Stored entries:
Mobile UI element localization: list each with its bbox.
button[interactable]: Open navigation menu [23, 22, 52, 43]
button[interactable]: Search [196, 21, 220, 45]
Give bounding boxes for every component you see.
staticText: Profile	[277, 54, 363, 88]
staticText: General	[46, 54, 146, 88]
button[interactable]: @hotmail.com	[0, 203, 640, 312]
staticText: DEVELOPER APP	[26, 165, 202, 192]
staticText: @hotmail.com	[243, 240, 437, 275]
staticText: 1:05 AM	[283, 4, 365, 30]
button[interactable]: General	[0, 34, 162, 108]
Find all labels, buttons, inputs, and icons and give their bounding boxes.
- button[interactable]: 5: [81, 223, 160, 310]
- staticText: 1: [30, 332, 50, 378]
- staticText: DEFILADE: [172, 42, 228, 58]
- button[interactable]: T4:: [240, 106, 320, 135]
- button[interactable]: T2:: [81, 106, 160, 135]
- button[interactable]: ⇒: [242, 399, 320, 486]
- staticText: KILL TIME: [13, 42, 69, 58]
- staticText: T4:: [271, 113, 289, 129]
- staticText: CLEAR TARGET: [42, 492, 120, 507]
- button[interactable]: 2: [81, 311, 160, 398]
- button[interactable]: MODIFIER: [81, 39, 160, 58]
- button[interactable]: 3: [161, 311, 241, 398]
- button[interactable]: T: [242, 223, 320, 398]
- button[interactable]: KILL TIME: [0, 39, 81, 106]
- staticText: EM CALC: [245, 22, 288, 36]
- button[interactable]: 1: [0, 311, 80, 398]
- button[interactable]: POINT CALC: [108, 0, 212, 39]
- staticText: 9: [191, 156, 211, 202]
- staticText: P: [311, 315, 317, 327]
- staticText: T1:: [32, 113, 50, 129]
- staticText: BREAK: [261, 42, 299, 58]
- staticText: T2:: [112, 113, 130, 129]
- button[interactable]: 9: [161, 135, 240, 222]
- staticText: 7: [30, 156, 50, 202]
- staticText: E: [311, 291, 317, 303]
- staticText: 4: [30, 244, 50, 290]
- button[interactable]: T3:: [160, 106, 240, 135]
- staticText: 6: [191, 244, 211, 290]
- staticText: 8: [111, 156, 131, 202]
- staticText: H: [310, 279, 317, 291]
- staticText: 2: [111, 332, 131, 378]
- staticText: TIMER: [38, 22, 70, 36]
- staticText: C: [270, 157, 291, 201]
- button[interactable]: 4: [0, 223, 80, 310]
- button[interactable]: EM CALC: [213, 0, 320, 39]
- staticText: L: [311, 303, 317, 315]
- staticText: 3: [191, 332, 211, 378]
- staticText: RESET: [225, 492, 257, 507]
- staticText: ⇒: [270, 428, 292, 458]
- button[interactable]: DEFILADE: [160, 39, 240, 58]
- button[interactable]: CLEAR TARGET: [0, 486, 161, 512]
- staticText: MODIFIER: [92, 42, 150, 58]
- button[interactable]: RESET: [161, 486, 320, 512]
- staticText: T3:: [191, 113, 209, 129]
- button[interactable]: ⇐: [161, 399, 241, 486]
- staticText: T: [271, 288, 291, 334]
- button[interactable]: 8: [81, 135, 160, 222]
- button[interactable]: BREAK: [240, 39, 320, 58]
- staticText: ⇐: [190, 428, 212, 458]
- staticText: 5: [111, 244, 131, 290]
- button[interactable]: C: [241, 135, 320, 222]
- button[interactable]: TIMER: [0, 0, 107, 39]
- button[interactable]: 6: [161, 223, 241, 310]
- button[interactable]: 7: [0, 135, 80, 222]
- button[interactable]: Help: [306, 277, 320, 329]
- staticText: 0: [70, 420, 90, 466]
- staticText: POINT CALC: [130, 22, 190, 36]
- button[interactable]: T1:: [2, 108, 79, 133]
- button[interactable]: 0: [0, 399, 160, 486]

## REQUEST
Reproduce all of the material above line for line, without changing anything.

## PROBLEM SOLUTION
Mobile UI element localization: list each with its bbox.
button[interactable]: Open navigation menu [23, 22, 52, 43]
button[interactable]: Search [196, 21, 220, 45]
Give bounding boxes for every component you see.
staticText: Profile	[277, 54, 363, 88]
staticText: General	[46, 54, 146, 88]
button[interactable]: @hotmail.com	[0, 203, 640, 312]
staticText: DEVELOPER APP	[26, 165, 202, 192]
staticText: @hotmail.com	[243, 240, 437, 275]
staticText: 1:05 AM	[283, 4, 365, 30]
button[interactable]: General	[0, 34, 162, 108]
Find all labels, buttons, inputs, and icons and give their bounding boxes.
- button[interactable]: 5: [81, 223, 160, 310]
- staticText: 1: [30, 332, 50, 378]
- staticText: DEFILADE: [172, 42, 228, 58]
- button[interactable]: T4:: [240, 106, 320, 135]
- button[interactable]: T2:: [81, 106, 160, 135]
- button[interactable]: ⇒: [242, 399, 320, 486]
- staticText: KILL TIME: [13, 42, 69, 58]
- staticText: T4:: [271, 113, 289, 129]
- staticText: CLEAR TARGET: [42, 492, 120, 507]
- button[interactable]: 2: [81, 311, 160, 398]
- button[interactable]: MODIFIER: [81, 39, 160, 58]
- button[interactable]: 3: [161, 311, 241, 398]
- button[interactable]: T: [242, 223, 320, 398]
- button[interactable]: KILL TIME: [0, 39, 81, 106]
- staticText: EM CALC: [245, 22, 288, 36]
- button[interactable]: 1: [0, 311, 80, 398]
- button[interactable]: POINT CALC: [108, 0, 212, 39]
- staticText: 9: [191, 156, 211, 202]
- staticText: P: [311, 315, 317, 327]
- staticText: T1:: [32, 113, 50, 129]
- staticText: BREAK: [261, 42, 299, 58]
- staticText: T2:: [112, 113, 130, 129]
- button[interactable]: 9: [161, 135, 240, 222]
- staticText: 7: [30, 156, 50, 202]
- staticText: E: [311, 291, 317, 303]
- staticText: 4: [30, 244, 50, 290]
- button[interactable]: T3:: [160, 106, 240, 135]
- staticText: 6: [191, 244, 211, 290]
- staticText: 8: [111, 156, 131, 202]
- staticText: H: [310, 279, 317, 291]
- staticText: 2: [111, 332, 131, 378]
- staticText: TIMER: [38, 22, 70, 36]
- staticText: C: [270, 157, 291, 201]
- button[interactable]: 4: [0, 223, 80, 310]
- button[interactable]: EM CALC: [213, 0, 320, 39]
- staticText: L: [311, 303, 317, 315]
- staticText: 3: [191, 332, 211, 378]
- staticText: RESET: [225, 492, 257, 507]
- staticText: ⇒: [270, 428, 292, 458]
- button[interactable]: DEFILADE: [160, 39, 240, 58]
- button[interactable]: CLEAR TARGET: [0, 486, 161, 512]
- staticText: MODIFIER: [92, 42, 150, 58]
- button[interactable]: RESET: [161, 486, 320, 512]
- staticText: T3:: [191, 113, 209, 129]
- button[interactable]: ⇐: [161, 399, 241, 486]
- staticText: T: [271, 288, 291, 334]
- button[interactable]: 8: [81, 135, 160, 222]
- button[interactable]: BREAK: [240, 39, 320, 58]
- staticText: ⇐: [190, 428, 212, 458]
- staticText: 5: [111, 244, 131, 290]
- button[interactable]: C: [241, 135, 320, 222]
- button[interactable]: TIMER: [0, 0, 107, 39]
- button[interactable]: 6: [161, 223, 241, 310]
- button[interactable]: 7: [0, 135, 80, 222]
- button[interactable]: Help: [306, 277, 320, 329]
- staticText: 0: [70, 420, 90, 466]
- staticText: POINT CALC: [130, 22, 190, 36]
- button[interactable]: T1:: [2, 108, 79, 133]
- button[interactable]: 0: [0, 399, 160, 486]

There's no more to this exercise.